### ENTRIES
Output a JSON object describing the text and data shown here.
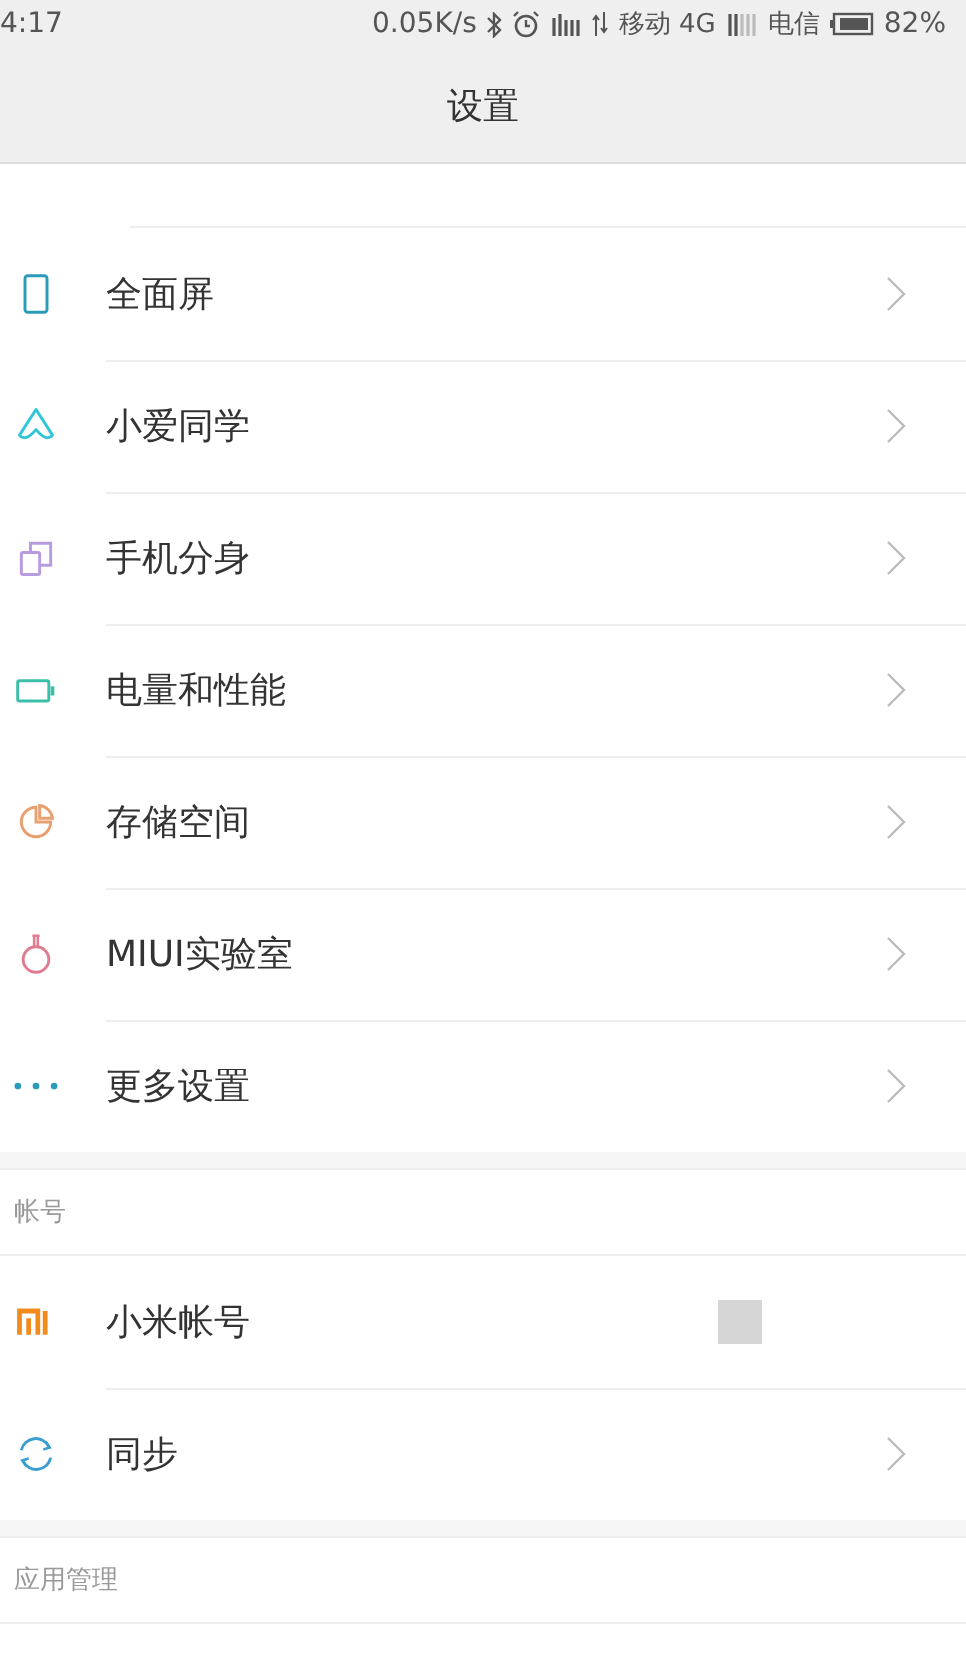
{
  "status_bar": {
    "time": "4:17",
    "speed": "0.05K/s",
    "carrier_1": "移动 4G",
    "carrier_2": "电信",
    "battery": "82%"
  },
  "header": {
    "title": "设置"
  },
  "sections": [
    {
      "items": [
        {
          "label": "全面屏",
          "chevron": true
        },
        {
          "label": "小爱同学",
          "chevron": true
        },
        {
          "label": "手机分身",
          "chevron": true
        },
        {
          "label": "电量和性能",
          "chevron": true
        },
        {
          "label": "存储空间",
          "chevron": true
        },
        {
          "label": "MIUI实验室",
          "chevron": true
        },
        {
          "label": "更多设置",
          "chevron": true
        }
      ]
    },
    {
      "title": "帐号",
      "items": [
        {
          "label": "小米帐号",
          "chevron": false,
          "avatar": true
        },
        {
          "label": "同步",
          "chevron": true
        }
      ]
    },
    {
      "title": "应用管理"
    }
  ]
}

### EXERCISE OBJECTIVE
Set the entries down again exactly. Do not include the images.

### THE ANSWER
Output a JSON object describing the text and data shown here.
{
  "status_bar": {
    "time": "4:17",
    "speed": "0.05K/s",
    "carrier_1": "移动 4G",
    "carrier_2": "电信",
    "battery": "82%"
  },
  "header": {
    "title": "设置"
  },
  "sections": [
    {
      "items": [
        {
          "label": "全面屏",
          "chevron": true
        },
        {
          "label": "小爱同学",
          "chevron": true
        },
        {
          "label": "手机分身",
          "chevron": true
        },
        {
          "label": "电量和性能",
          "chevron": true
        },
        {
          "label": "存储空间",
          "chevron": true
        },
        {
          "label": "MIUI实验室",
          "chevron": true
        },
        {
          "label": "更多设置",
          "chevron": true
        }
      ]
    },
    {
      "title": "帐号",
      "items": [
        {
          "label": "小米帐号",
          "chevron": false,
          "avatar": true
        },
        {
          "label": "同步",
          "chevron": true
        }
      ]
    },
    {
      "title": "应用管理"
    }
  ]
}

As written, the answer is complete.